Start of SUPPLIED INFORMATION

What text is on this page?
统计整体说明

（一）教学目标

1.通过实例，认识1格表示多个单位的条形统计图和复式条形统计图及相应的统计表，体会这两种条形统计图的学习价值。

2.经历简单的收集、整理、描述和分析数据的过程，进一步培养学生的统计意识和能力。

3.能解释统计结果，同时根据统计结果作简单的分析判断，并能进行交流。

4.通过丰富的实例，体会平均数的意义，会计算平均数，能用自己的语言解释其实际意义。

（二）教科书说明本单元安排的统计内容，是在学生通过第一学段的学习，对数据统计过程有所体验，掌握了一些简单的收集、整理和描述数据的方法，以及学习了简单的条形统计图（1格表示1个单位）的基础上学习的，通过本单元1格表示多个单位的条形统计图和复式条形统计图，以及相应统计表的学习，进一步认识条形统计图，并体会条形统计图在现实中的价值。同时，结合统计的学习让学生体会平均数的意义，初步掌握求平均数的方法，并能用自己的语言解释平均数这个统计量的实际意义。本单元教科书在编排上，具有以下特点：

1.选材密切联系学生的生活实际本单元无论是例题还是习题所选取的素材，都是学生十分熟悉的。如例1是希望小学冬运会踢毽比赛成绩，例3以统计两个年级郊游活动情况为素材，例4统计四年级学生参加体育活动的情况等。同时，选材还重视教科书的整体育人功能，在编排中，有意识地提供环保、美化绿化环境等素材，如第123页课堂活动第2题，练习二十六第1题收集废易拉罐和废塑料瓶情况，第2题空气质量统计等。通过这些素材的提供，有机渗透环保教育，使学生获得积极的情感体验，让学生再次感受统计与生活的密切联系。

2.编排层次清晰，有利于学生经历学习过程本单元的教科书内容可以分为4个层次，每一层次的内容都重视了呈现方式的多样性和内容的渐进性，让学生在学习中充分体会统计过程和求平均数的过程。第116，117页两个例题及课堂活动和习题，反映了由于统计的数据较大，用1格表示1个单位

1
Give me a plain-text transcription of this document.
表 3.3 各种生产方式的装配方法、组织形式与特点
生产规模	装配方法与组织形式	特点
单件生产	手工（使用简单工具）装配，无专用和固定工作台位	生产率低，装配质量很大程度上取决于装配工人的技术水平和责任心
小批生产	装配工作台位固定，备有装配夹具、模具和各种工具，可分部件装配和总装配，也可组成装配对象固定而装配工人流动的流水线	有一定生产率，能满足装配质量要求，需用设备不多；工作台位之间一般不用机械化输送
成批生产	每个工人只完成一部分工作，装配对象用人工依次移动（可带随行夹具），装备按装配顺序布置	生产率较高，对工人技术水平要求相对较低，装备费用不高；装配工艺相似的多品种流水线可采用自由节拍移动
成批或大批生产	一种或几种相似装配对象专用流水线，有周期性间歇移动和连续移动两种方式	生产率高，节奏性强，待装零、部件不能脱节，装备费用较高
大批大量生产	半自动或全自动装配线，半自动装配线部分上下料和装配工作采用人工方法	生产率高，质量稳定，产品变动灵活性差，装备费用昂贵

End of SUPPLIED INFORMATION

◆ INSTRUCTIONS FOR THE TASK
Your task is to gather every line with the word "this" and copy it.

◆ CORRECT OUTPUT
What text is on this page?
Give me a plain-text transcription of this document.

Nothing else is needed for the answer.